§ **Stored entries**
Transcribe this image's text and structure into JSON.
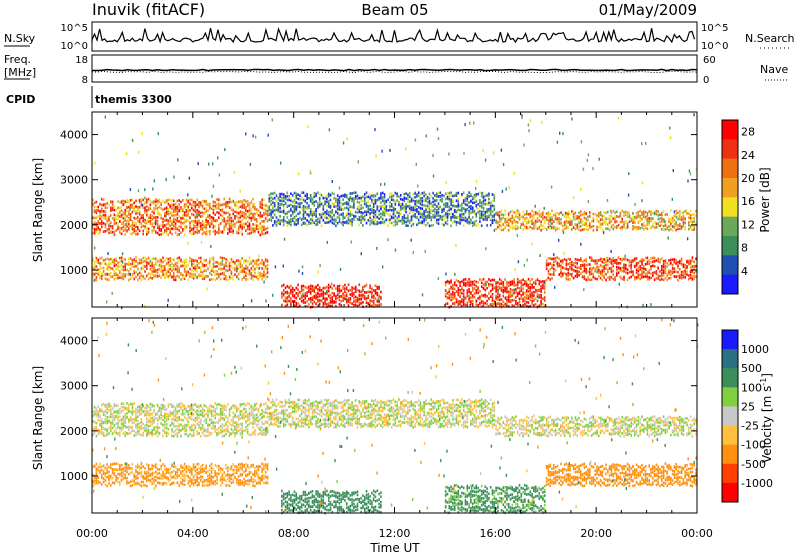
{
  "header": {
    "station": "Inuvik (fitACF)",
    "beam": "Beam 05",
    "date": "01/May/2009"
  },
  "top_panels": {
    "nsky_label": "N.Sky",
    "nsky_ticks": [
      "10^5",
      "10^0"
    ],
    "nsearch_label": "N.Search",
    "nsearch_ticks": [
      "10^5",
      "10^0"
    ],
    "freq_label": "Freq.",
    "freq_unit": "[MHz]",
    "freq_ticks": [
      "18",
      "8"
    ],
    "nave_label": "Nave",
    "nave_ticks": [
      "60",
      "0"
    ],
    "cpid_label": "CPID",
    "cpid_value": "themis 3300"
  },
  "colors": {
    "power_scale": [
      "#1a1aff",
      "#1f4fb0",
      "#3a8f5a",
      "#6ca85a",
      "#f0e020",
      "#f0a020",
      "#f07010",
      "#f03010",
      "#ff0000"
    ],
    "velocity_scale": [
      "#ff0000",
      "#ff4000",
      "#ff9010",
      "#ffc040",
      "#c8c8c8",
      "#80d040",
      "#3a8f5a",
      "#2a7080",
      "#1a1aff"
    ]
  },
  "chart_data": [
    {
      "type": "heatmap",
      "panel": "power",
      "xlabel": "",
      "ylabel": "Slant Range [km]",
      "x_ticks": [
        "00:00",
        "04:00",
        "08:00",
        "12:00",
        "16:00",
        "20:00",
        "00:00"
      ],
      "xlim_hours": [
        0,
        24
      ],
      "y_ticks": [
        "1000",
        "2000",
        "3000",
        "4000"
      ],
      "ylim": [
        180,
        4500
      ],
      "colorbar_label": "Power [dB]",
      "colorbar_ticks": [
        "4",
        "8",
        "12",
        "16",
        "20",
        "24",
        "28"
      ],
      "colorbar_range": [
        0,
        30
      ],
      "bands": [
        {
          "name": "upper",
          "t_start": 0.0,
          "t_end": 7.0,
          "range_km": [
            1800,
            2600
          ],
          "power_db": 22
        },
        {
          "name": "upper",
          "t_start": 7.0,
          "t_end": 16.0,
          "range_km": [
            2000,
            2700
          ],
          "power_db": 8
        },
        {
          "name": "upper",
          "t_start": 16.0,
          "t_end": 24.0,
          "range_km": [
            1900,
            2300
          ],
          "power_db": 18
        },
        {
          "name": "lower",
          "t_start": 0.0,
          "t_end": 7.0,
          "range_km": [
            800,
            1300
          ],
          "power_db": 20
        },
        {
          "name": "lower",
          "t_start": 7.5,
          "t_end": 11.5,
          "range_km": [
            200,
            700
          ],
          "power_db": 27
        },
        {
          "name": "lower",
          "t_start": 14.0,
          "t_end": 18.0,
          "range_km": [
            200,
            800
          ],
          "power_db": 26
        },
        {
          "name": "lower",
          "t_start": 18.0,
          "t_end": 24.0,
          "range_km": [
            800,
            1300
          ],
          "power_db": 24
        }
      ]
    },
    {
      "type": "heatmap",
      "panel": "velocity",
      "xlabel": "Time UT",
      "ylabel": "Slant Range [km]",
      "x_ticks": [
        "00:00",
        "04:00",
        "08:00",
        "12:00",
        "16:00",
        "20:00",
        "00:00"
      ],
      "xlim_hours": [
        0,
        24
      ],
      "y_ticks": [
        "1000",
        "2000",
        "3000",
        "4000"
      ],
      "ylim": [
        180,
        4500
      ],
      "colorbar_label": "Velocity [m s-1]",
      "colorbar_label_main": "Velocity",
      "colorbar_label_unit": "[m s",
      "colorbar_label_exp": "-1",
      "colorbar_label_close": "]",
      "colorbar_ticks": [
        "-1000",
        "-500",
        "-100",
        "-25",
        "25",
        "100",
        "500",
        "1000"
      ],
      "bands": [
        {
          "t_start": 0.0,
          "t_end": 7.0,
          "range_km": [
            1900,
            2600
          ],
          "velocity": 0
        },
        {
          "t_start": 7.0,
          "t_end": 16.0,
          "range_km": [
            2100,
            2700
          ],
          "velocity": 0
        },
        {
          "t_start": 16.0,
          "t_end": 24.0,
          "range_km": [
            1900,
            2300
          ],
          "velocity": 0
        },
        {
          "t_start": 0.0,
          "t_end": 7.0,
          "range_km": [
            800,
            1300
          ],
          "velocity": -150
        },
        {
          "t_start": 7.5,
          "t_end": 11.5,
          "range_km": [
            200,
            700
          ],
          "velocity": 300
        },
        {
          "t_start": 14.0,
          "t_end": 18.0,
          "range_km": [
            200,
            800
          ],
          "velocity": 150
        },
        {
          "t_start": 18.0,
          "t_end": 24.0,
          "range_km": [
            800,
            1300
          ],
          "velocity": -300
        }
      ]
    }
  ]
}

§ **What you have to do**
Output the entries above exactly, without their pictures.

§ **Solution**
Transcribe this image's text and structure into JSON.
{
  "header": {
    "station": "Inuvik (fitACF)",
    "beam": "Beam 05",
    "date": "01/May/2009"
  },
  "top_panels": {
    "nsky_label": "N.Sky",
    "nsky_ticks": [
      "10^5",
      "10^0"
    ],
    "nsearch_label": "N.Search",
    "nsearch_ticks": [
      "10^5",
      "10^0"
    ],
    "freq_label": "Freq.",
    "freq_unit": "[MHz]",
    "freq_ticks": [
      "18",
      "8"
    ],
    "nave_label": "Nave",
    "nave_ticks": [
      "60",
      "0"
    ],
    "cpid_label": "CPID",
    "cpid_value": "themis 3300"
  },
  "colors": {
    "power_scale": [
      "#1a1aff",
      "#1f4fb0",
      "#3a8f5a",
      "#6ca85a",
      "#f0e020",
      "#f0a020",
      "#f07010",
      "#f03010",
      "#ff0000"
    ],
    "velocity_scale": [
      "#ff0000",
      "#ff4000",
      "#ff9010",
      "#ffc040",
      "#c8c8c8",
      "#80d040",
      "#3a8f5a",
      "#2a7080",
      "#1a1aff"
    ]
  },
  "chart_data": [
    {
      "type": "heatmap",
      "panel": "power",
      "xlabel": "",
      "ylabel": "Slant Range [km]",
      "x_ticks": [
        "00:00",
        "04:00",
        "08:00",
        "12:00",
        "16:00",
        "20:00",
        "00:00"
      ],
      "xlim_hours": [
        0,
        24
      ],
      "y_ticks": [
        "1000",
        "2000",
        "3000",
        "4000"
      ],
      "ylim": [
        180,
        4500
      ],
      "colorbar_label": "Power [dB]",
      "colorbar_ticks": [
        "4",
        "8",
        "12",
        "16",
        "20",
        "24",
        "28"
      ],
      "colorbar_range": [
        0,
        30
      ],
      "bands": [
        {
          "name": "upper",
          "t_start": 0.0,
          "t_end": 7.0,
          "range_km": [
            1800,
            2600
          ],
          "power_db": 22
        },
        {
          "name": "upper",
          "t_start": 7.0,
          "t_end": 16.0,
          "range_km": [
            2000,
            2700
          ],
          "power_db": 8
        },
        {
          "name": "upper",
          "t_start": 16.0,
          "t_end": 24.0,
          "range_km": [
            1900,
            2300
          ],
          "power_db": 18
        },
        {
          "name": "lower",
          "t_start": 0.0,
          "t_end": 7.0,
          "range_km": [
            800,
            1300
          ],
          "power_db": 20
        },
        {
          "name": "lower",
          "t_start": 7.5,
          "t_end": 11.5,
          "range_km": [
            200,
            700
          ],
          "power_db": 27
        },
        {
          "name": "lower",
          "t_start": 14.0,
          "t_end": 18.0,
          "range_km": [
            200,
            800
          ],
          "power_db": 26
        },
        {
          "name": "lower",
          "t_start": 18.0,
          "t_end": 24.0,
          "range_km": [
            800,
            1300
          ],
          "power_db": 24
        }
      ]
    },
    {
      "type": "heatmap",
      "panel": "velocity",
      "xlabel": "Time UT",
      "ylabel": "Slant Range [km]",
      "x_ticks": [
        "00:00",
        "04:00",
        "08:00",
        "12:00",
        "16:00",
        "20:00",
        "00:00"
      ],
      "xlim_hours": [
        0,
        24
      ],
      "y_ticks": [
        "1000",
        "2000",
        "3000",
        "4000"
      ],
      "ylim": [
        180,
        4500
      ],
      "colorbar_label": "Velocity [m s-1]",
      "colorbar_label_main": "Velocity",
      "colorbar_label_unit": "[m s",
      "colorbar_label_exp": "-1",
      "colorbar_label_close": "]",
      "colorbar_ticks": [
        "-1000",
        "-500",
        "-100",
        "-25",
        "25",
        "100",
        "500",
        "1000"
      ],
      "bands": [
        {
          "t_start": 0.0,
          "t_end": 7.0,
          "range_km": [
            1900,
            2600
          ],
          "velocity": 0
        },
        {
          "t_start": 7.0,
          "t_end": 16.0,
          "range_km": [
            2100,
            2700
          ],
          "velocity": 0
        },
        {
          "t_start": 16.0,
          "t_end": 24.0,
          "range_km": [
            1900,
            2300
          ],
          "velocity": 0
        },
        {
          "t_start": 0.0,
          "t_end": 7.0,
          "range_km": [
            800,
            1300
          ],
          "velocity": -150
        },
        {
          "t_start": 7.5,
          "t_end": 11.5,
          "range_km": [
            200,
            700
          ],
          "velocity": 300
        },
        {
          "t_start": 14.0,
          "t_end": 18.0,
          "range_km": [
            200,
            800
          ],
          "velocity": 150
        },
        {
          "t_start": 18.0,
          "t_end": 24.0,
          "range_km": [
            800,
            1300
          ],
          "velocity": -300
        }
      ]
    }
  ]
}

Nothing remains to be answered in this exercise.